*Exercise requirements*.
Only lines with the word "плотность" are needed; collect each of them from the listing below.

*Stored data*.
START

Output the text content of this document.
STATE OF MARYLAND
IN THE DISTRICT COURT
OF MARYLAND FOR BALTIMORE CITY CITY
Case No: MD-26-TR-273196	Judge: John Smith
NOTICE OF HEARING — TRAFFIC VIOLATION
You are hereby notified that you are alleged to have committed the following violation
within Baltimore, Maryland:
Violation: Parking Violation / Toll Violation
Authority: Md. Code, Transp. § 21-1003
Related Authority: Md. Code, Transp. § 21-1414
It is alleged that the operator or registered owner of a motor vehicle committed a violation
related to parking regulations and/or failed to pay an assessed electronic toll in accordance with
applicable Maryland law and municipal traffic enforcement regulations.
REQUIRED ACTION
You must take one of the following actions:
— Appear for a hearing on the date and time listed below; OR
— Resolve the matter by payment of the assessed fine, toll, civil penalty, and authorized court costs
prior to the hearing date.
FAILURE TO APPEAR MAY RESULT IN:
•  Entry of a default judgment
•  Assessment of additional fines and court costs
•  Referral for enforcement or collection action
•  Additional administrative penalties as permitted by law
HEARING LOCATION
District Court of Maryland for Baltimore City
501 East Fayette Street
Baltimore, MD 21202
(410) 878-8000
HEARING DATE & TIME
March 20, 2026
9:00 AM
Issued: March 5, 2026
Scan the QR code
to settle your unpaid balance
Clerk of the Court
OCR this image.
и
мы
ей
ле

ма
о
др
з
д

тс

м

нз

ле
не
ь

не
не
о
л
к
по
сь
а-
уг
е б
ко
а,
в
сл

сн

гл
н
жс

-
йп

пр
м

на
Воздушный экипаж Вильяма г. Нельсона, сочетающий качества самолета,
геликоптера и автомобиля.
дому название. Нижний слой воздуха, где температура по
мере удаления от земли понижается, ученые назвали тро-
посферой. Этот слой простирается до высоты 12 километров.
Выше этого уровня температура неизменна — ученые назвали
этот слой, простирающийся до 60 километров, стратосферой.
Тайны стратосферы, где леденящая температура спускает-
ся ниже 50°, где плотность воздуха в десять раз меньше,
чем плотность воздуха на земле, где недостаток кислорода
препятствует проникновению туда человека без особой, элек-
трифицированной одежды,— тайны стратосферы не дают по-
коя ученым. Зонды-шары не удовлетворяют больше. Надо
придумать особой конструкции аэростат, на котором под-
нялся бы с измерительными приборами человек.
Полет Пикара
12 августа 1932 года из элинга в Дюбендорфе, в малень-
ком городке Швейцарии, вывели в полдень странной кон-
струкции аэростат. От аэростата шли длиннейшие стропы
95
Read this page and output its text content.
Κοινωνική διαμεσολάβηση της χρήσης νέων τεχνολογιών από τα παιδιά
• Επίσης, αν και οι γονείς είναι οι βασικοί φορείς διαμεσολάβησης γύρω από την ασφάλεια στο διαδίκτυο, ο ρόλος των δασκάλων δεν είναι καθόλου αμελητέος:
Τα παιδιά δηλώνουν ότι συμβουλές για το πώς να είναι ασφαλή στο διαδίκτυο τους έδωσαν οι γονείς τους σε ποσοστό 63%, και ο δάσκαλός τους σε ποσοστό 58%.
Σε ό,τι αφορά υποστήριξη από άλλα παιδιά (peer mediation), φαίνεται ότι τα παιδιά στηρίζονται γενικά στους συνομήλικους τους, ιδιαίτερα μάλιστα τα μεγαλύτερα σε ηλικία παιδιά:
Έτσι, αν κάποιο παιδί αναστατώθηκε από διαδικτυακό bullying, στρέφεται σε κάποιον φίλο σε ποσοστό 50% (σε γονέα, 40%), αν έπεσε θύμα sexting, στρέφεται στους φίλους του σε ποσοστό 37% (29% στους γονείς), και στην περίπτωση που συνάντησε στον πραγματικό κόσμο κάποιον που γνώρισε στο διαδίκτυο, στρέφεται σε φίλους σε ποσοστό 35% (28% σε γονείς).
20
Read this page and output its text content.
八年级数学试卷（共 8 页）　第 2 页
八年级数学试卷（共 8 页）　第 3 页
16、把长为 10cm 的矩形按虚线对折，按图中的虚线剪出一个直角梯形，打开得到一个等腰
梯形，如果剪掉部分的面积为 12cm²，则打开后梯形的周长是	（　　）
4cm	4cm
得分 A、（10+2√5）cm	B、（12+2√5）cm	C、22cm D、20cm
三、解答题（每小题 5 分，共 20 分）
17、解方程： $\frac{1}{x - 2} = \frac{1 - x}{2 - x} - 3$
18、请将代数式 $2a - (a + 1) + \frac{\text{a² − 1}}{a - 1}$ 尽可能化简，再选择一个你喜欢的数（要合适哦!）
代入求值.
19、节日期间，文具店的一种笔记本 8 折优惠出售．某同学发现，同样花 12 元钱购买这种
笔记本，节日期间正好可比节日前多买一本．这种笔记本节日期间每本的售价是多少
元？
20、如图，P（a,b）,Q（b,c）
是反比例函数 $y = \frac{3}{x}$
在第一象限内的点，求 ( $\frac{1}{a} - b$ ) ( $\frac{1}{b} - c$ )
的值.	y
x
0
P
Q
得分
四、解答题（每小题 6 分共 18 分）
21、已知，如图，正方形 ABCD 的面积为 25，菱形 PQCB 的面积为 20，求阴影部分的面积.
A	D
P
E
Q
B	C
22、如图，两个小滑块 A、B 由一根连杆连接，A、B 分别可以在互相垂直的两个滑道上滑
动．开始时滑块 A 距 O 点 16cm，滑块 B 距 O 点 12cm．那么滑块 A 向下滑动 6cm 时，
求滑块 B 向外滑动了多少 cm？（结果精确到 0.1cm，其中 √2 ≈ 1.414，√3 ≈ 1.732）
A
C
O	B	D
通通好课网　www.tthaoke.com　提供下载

END

*Answer for the task*.
ся ниже 50°, где плотность воздуха в десять раз меньше,
чем плотность воздуха на земле, где недостаток кислорода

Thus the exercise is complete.